(Stored data)

◇ ◇ ◇ ◇ ◇ ◇ ◇

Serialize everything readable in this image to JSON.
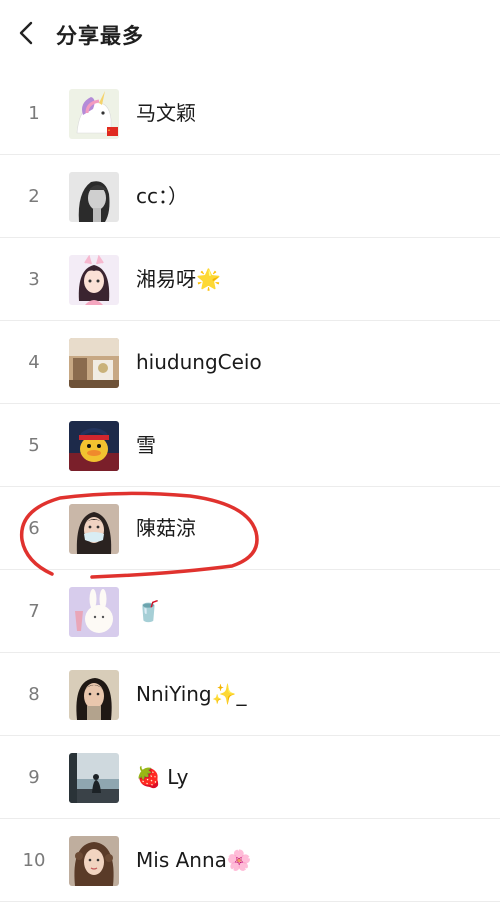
{
  "header": {
    "title": "分享最多",
    "back_icon": "chevron-left-icon"
  },
  "users": [
    {
      "rank": "1",
      "name": "马文颖",
      "avatar": "unicorn-avatar"
    },
    {
      "rank": "2",
      "name": "cc：）",
      "avatar": "bw-portrait-avatar"
    },
    {
      "rank": "3",
      "name": "湘易呀🌟",
      "avatar": "cartoon-girl-avatar"
    },
    {
      "rank": "4",
      "name": "hiudungCeio",
      "avatar": "room-photo-avatar"
    },
    {
      "rank": "5",
      "name": "雪",
      "avatar": "cartoon-duck-avatar"
    },
    {
      "rank": "6",
      "name": "陳菇涼",
      "avatar": "masked-girl-avatar"
    },
    {
      "rank": "7",
      "name": "🥤",
      "avatar": "bunny-drawing-avatar"
    },
    {
      "rank": "8",
      "name": "NniYing✨_",
      "avatar": "girl-selfie-avatar"
    },
    {
      "rank": "9",
      "name": "🍓 Ly",
      "avatar": "seaside-silhouette-avatar"
    },
    {
      "rank": "10",
      "name": "Mis Anna🌸",
      "avatar": "curly-hair-girl-avatar"
    }
  ],
  "annotation": {
    "circled_rank": "6",
    "color": "#e0322e"
  },
  "colors": {
    "rank_text": "#7a7a7a",
    "divider": "#ececec"
  }
}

◇ ◇ ◇ ◇ ◇ ◇ ◇

Scan the listing above and copy all lines containing the word "name".

      "name": "马文颖",
      "name": "cc：）",
      "name": "湘易呀🌟",
      "name": "hiudungCeio",
      "name": "雪",
      "name": "陳菇涼",
      "name": "🥤",
      "name": "NniYing✨_",
      "name": "🍓 Ly",
      "name": "Mis Anna🌸",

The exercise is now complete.